-- WHAT YOU ARE ASKED TO DO --
Across the entries below, count the lines in which the word "chevron" occurs. Reply with the count alone.

-- EXTRACTED MATERIAL --
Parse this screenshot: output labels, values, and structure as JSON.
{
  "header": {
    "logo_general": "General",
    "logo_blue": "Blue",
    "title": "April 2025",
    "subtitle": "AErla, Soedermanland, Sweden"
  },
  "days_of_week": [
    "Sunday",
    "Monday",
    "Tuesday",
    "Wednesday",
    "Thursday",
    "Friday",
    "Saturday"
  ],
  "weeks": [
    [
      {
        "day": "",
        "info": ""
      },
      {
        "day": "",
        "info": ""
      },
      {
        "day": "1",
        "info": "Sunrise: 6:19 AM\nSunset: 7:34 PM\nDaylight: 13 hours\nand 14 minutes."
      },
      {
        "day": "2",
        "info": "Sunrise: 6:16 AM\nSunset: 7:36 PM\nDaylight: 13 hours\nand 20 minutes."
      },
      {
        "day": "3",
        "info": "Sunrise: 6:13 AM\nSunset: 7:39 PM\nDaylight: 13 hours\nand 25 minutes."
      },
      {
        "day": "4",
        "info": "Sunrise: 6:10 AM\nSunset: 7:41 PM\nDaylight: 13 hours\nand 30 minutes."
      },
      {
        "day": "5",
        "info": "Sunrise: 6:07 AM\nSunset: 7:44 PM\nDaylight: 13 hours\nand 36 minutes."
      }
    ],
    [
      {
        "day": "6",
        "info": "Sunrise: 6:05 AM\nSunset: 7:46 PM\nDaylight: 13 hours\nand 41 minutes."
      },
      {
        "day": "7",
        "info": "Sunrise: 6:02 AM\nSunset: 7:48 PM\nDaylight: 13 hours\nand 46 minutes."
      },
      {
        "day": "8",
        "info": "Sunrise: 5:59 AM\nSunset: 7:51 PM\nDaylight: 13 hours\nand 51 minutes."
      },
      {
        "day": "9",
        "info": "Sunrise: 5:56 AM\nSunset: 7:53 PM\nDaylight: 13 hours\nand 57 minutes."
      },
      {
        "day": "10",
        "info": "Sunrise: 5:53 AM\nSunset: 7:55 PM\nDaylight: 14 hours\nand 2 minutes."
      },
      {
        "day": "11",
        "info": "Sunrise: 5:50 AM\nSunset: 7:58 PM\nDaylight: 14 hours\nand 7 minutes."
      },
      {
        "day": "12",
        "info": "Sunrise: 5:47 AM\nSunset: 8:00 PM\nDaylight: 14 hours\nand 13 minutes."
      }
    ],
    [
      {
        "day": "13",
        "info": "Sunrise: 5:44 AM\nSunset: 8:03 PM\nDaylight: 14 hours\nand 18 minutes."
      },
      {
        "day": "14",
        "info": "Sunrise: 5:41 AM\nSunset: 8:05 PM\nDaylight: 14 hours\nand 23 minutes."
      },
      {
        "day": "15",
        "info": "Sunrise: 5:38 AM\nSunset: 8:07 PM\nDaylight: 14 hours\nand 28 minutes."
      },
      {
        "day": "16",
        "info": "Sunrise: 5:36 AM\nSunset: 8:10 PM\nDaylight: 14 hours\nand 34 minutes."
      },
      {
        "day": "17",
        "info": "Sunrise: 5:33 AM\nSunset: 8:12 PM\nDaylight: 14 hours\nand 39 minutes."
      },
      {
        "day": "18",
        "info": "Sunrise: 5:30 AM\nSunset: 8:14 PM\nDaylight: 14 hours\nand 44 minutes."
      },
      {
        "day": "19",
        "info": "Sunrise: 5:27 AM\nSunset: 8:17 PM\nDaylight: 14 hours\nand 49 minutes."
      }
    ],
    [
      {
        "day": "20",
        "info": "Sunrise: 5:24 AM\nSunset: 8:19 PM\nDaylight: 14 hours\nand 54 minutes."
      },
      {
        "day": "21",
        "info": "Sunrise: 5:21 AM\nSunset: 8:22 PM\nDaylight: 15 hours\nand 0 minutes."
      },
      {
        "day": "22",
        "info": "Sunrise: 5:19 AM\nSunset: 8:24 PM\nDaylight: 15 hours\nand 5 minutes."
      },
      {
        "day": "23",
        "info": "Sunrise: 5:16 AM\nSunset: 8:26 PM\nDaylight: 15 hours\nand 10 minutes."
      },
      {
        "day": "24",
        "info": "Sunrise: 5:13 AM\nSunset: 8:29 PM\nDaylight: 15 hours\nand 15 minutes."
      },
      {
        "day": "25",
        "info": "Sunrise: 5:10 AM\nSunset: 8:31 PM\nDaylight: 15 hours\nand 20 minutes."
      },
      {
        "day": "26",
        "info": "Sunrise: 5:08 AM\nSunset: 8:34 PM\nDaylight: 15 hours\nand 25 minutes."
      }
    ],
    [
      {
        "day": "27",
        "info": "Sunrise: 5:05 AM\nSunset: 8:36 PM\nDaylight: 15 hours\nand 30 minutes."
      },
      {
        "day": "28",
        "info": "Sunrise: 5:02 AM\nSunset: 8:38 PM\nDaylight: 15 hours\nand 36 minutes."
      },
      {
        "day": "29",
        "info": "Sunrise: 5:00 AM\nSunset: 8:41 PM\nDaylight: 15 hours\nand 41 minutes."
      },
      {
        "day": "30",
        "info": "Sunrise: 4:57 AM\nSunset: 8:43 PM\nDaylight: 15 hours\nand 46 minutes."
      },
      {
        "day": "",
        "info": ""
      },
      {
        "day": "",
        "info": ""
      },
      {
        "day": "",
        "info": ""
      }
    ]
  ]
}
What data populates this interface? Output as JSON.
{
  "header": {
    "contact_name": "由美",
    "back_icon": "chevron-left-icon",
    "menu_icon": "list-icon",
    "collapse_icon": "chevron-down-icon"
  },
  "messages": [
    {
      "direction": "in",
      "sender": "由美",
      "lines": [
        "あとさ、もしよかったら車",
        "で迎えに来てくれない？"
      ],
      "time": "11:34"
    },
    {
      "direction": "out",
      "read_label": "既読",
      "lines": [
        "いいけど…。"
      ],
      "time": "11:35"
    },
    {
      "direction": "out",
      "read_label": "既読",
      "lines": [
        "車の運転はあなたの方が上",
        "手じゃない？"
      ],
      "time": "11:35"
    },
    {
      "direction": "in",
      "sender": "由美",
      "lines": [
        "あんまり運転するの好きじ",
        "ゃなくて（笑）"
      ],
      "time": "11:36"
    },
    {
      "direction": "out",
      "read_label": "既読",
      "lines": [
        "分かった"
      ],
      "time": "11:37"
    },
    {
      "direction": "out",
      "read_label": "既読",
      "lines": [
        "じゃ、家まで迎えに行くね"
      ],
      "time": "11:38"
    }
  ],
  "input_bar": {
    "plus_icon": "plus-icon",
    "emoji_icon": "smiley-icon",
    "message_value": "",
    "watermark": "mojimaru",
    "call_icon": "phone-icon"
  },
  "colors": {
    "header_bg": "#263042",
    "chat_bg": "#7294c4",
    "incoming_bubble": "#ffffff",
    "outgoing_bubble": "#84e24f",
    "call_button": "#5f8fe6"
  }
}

-- TASK SOLUTION --
2